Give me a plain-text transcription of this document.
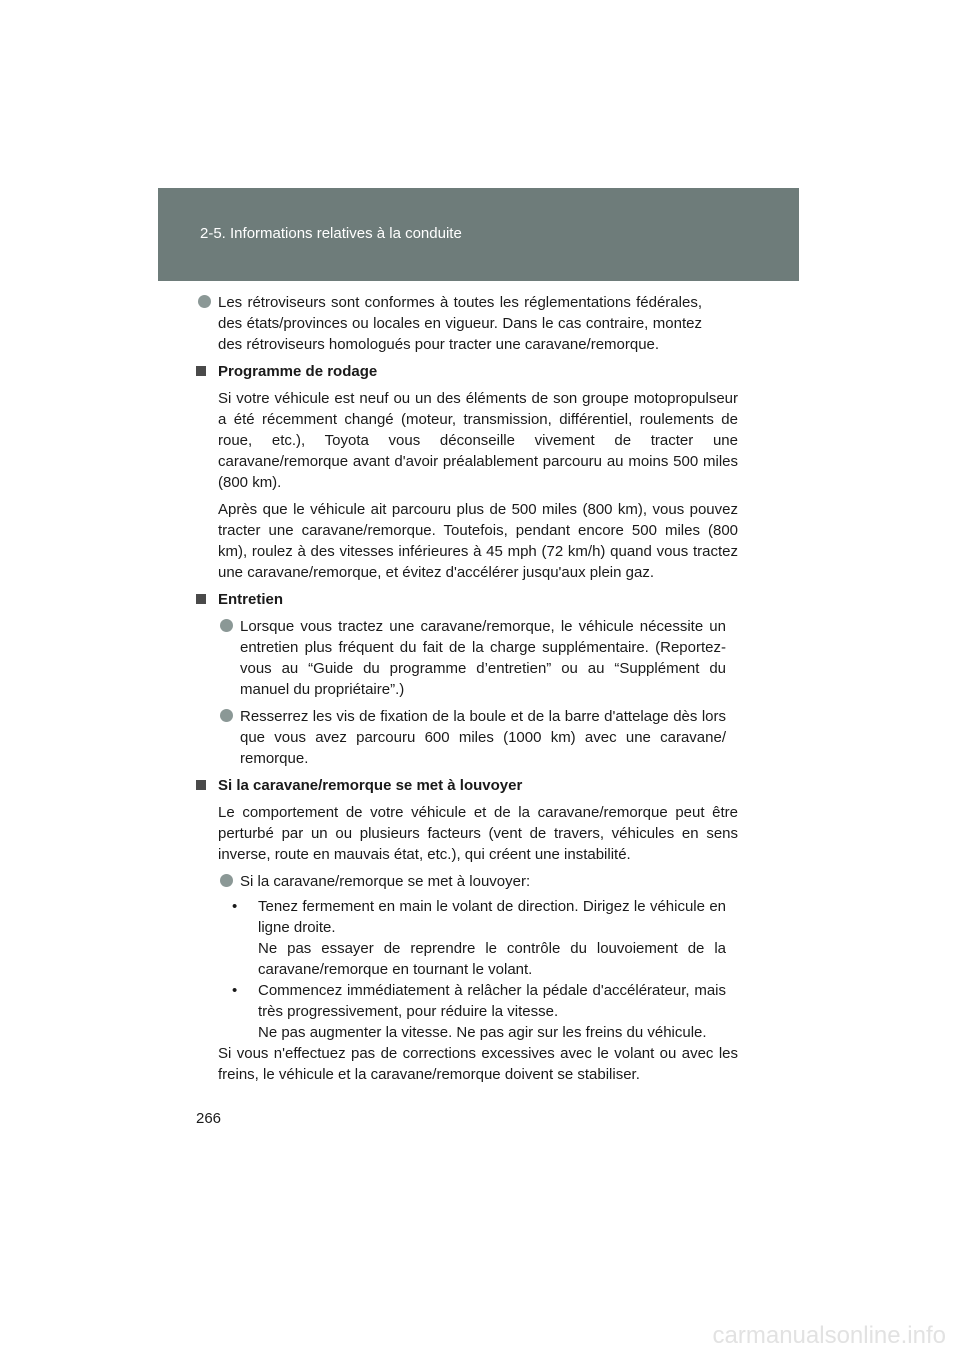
2-5. Informations relatives à la conduite
Les rétroviseurs sont conformes à toutes les réglementations fédérales, des états/provinces ou locales en vigueur. Dans le cas contraire, montez des rétroviseurs homologués pour tracter une caravane/remorque.
Programme de rodage
Si votre véhicule est neuf ou un des éléments de son groupe motopropulseur a été récemment changé (moteur, transmission, différentiel, roulements de roue, etc.), Toyota vous déconseille vivement de tracter une caravane/remorque avant d'avoir préalablement parcouru au moins 500 miles (800 km).
Après que le véhicule ait parcouru plus de 500 miles (800 km), vous pouvez tracter une caravane/remorque. Toutefois, pendant encore 500 miles (800 km), roulez à des vitesses inférieures à 45 mph (72 km/h) quand vous tractez une caravane/remorque, et évitez d'accélérer jusqu'aux plein gaz.
Entretien
Lorsque vous tractez une caravane/remorque, le véhicule nécessite un entretien plus fréquent du fait de la charge supplémentaire. (Reportez-vous au “Guide du programme d’entretien” ou au “Supplément du manuel du propriétaire”.)
Resserrez les vis de fixation de la boule et de la barre d'attelage dès lors que vous avez parcouru 600 miles (1000 km) avec une caravane/ remorque.
Si la caravane/remorque se met à louvoyer
Le comportement de votre véhicule et de la caravane/remorque peut être perturbé par un ou plusieurs facteurs (vent de travers, véhicules en sens inverse, route en mauvais état, etc.), qui créent une instabilité.
Si la caravane/remorque se met à louvoyer:
• Tenez fermement en main le volant de direction. Dirigez le véhicule en ligne droite.

Ne pas essayer de reprendre le contrôle du louvoiement de la caravane/remorque en tournant le volant.

• Commencez immédiatement à relâcher la pédale d'accélérateur, mais très progressivement, pour réduire la vitesse.

Ne pas augmenter la vitesse. Ne pas agir sur les freins du véhicule.

Si vous n'effectuez pas de corrections excessives avec le volant ou avec les freins, le véhicule et la caravane/remorque doivent se stabiliser.
266
carmanualsonline.info
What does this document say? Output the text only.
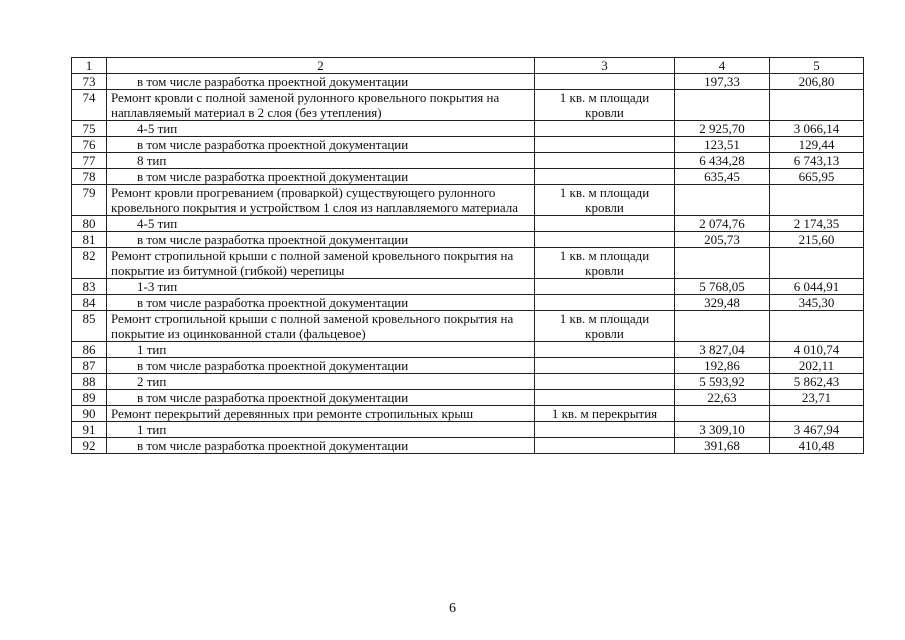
1	2	3	4	5
73	в том числе разработка проектной документации		197,33	206,80
74	Ремонт кровли с полной заменой рулонного кровельного покрытия на наплавляемый материал в 2 слоя (без утепления)	1 кв. м площади кровли		
75	4-5 тип		2 925,70	3 066,14
76	в том числе разработка проектной документации		123,51	129,44
77	8 тип		6 434,28	6 743,13
78	в том числе разработка проектной документации		635,45	665,95
79	Ремонт кровли прогреванием (проваркой) существующего рулонного кровельного покрытия и устройством 1 слоя из наплавляемого материала	1 кв. м площади кровли		
80	4-5 тип		2 074,76	2 174,35
81	в том числе разработка проектной документации		205,73	215,60
82	Ремонт стропильной крыши с полной заменой кровельного покрытия на покрытие из битумной (гибкой) черепицы	1 кв. м площади кровли		
83	1-3 тип		5 768,05	6 044,91
84	в том числе разработка проектной документации		329,48	345,30
85	Ремонт стропильной крыши с полной заменой кровельного покрытия на покрытие из оцинкованной стали (фальцевое)	1 кв. м площади кровли		
86	1 тип		3 827,04	4 010,74
87	в том числе разработка проектной документации		192,86	202,11
88	2 тип		5 593,92	5 862,43
89	в том числе разработка проектной документации		22,63	23,71
90	Ремонт перекрытий деревянных при ремонте стропильных крыш	1 кв. м перекрытия		
91	1 тип		3 309,10	3 467,94
92	в том числе разработка проектной документации		391,68	410,48
6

===

What to do: Each line holding the word "parcouru" counts once; report the total and nothing else.

Full solution: 3